[Brief]
Return all lines where the word "total" can be found.

==== Given records ====

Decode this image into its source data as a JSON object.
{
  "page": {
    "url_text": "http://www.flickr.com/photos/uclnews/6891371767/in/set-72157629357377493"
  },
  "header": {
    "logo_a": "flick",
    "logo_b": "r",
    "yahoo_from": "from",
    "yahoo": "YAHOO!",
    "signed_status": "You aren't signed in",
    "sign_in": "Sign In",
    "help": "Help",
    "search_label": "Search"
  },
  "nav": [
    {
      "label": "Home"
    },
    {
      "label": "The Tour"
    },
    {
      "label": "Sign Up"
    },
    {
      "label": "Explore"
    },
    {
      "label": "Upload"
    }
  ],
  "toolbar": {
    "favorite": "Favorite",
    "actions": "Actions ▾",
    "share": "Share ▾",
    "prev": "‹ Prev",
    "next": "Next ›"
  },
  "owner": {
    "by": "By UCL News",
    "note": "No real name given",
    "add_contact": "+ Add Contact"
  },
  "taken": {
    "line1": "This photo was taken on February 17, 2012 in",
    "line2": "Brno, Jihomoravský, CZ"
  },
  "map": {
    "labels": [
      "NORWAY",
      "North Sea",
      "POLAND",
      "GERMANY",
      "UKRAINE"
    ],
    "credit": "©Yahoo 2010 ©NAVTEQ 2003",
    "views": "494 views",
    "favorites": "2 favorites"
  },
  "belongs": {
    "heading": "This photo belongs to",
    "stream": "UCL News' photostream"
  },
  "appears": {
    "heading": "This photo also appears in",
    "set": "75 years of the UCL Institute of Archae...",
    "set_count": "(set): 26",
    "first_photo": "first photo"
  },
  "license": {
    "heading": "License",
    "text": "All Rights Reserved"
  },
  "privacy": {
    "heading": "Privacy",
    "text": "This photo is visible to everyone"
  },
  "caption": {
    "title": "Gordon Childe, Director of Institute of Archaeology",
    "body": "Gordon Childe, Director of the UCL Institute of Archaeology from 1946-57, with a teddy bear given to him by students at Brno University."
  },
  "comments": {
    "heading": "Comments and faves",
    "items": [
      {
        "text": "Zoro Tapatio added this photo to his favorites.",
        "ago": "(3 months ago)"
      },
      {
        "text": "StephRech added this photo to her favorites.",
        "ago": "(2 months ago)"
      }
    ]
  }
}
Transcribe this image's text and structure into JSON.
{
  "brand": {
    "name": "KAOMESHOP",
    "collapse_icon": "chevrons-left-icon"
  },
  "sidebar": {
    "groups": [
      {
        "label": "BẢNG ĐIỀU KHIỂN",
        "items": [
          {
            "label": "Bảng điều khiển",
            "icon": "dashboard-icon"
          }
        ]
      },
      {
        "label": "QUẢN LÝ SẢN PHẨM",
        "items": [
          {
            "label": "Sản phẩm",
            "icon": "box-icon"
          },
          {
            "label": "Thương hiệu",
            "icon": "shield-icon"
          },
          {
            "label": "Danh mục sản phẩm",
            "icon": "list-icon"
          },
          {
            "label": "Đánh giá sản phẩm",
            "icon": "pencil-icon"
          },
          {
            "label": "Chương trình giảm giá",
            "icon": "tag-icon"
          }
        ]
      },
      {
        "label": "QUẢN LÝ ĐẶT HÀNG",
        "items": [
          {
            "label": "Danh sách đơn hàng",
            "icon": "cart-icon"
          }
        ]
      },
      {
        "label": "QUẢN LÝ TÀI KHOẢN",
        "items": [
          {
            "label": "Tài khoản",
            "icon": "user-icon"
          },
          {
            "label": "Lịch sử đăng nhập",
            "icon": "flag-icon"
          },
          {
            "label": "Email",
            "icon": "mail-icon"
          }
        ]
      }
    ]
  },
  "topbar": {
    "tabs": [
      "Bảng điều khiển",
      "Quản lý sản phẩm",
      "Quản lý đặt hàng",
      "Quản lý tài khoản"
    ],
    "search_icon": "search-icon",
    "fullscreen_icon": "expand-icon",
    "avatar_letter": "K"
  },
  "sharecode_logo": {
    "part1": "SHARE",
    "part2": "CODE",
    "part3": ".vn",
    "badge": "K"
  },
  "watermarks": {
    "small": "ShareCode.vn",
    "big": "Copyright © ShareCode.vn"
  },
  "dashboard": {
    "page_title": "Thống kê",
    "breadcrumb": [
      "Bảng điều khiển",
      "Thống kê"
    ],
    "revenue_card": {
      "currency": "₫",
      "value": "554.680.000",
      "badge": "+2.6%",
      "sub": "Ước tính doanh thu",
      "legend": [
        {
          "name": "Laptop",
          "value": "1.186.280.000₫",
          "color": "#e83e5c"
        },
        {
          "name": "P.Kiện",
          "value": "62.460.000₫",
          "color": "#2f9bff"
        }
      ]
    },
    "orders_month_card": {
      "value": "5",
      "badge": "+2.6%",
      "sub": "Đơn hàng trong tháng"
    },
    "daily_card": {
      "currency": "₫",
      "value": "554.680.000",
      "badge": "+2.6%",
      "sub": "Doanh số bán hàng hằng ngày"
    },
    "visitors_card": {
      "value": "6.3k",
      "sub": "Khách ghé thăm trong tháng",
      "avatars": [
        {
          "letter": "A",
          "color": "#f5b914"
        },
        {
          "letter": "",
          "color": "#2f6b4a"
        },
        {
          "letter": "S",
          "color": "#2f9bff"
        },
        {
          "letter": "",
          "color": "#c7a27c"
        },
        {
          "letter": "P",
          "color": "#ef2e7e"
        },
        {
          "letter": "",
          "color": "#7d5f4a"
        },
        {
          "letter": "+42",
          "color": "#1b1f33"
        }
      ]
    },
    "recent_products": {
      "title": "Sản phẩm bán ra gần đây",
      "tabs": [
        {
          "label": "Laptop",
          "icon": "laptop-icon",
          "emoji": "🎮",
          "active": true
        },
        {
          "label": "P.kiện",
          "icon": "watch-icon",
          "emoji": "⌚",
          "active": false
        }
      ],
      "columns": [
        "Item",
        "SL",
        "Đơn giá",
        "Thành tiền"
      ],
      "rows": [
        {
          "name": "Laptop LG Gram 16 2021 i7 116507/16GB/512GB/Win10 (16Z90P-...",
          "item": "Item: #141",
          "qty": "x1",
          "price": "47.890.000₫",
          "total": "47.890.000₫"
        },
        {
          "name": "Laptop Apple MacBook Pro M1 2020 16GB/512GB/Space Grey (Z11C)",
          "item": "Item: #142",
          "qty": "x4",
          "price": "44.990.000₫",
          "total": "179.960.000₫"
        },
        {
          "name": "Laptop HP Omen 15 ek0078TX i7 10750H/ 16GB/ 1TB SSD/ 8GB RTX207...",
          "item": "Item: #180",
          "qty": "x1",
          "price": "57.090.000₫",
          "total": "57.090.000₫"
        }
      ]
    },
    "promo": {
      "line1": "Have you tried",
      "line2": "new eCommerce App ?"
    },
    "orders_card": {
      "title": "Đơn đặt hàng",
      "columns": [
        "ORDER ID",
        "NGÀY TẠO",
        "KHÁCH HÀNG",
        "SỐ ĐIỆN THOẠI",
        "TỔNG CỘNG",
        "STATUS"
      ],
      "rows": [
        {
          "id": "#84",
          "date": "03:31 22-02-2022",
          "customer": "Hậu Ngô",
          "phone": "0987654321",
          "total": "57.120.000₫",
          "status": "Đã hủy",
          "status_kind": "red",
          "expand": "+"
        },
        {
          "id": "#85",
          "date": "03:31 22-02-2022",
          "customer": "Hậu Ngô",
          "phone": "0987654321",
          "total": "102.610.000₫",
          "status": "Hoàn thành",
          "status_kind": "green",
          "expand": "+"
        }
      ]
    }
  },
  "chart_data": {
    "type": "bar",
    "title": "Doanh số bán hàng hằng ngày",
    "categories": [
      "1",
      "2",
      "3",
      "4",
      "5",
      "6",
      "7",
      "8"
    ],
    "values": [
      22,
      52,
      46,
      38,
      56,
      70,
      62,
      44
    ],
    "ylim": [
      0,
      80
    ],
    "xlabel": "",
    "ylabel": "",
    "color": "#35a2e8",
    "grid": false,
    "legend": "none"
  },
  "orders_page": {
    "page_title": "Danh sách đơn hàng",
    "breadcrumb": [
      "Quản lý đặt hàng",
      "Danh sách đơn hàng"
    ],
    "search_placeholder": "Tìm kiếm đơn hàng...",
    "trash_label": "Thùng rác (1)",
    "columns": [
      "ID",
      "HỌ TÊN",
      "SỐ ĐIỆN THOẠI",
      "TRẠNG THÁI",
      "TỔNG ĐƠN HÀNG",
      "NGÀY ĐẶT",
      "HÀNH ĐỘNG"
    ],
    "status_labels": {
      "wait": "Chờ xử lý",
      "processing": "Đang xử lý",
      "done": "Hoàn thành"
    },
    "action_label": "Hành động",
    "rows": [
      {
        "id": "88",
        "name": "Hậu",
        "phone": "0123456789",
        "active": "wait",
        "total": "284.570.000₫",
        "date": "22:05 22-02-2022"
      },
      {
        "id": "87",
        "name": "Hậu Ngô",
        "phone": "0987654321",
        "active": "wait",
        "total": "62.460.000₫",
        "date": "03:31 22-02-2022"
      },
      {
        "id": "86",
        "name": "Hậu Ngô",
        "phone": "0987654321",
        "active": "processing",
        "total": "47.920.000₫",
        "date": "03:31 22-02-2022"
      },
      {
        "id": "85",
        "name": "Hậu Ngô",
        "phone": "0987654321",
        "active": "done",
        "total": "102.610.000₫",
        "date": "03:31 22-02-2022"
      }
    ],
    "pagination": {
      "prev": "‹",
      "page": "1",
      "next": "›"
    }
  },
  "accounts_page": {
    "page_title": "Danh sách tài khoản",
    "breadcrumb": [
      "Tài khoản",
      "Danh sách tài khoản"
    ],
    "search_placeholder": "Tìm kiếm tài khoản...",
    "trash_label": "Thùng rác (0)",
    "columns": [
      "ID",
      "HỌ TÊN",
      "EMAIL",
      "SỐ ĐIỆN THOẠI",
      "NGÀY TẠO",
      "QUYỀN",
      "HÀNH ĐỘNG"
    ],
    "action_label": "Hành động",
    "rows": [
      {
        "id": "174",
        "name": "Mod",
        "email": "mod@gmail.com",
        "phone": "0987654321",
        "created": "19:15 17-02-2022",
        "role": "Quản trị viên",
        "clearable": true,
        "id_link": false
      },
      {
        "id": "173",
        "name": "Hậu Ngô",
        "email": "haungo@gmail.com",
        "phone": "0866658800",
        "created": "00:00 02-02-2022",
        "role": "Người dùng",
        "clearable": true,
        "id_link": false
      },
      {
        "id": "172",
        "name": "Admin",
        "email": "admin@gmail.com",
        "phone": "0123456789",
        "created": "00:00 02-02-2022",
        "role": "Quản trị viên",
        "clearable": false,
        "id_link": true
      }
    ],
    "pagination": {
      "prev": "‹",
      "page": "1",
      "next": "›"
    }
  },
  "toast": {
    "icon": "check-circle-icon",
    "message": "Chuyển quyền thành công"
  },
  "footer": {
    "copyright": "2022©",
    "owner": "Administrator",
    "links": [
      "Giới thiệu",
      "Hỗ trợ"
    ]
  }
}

====

[Task result]
          "total": "47.890.000₫"
          "total": "179.960.000₫"
          "total": "57.090.000₫"
          "total": "57.120.000₫",
          "total": "102.610.000₫",
        "total": "284.570.000₫",
        "total": "62.460.000₫",
        "total": "47.920.000₫",
        "total": "102.610.000₫",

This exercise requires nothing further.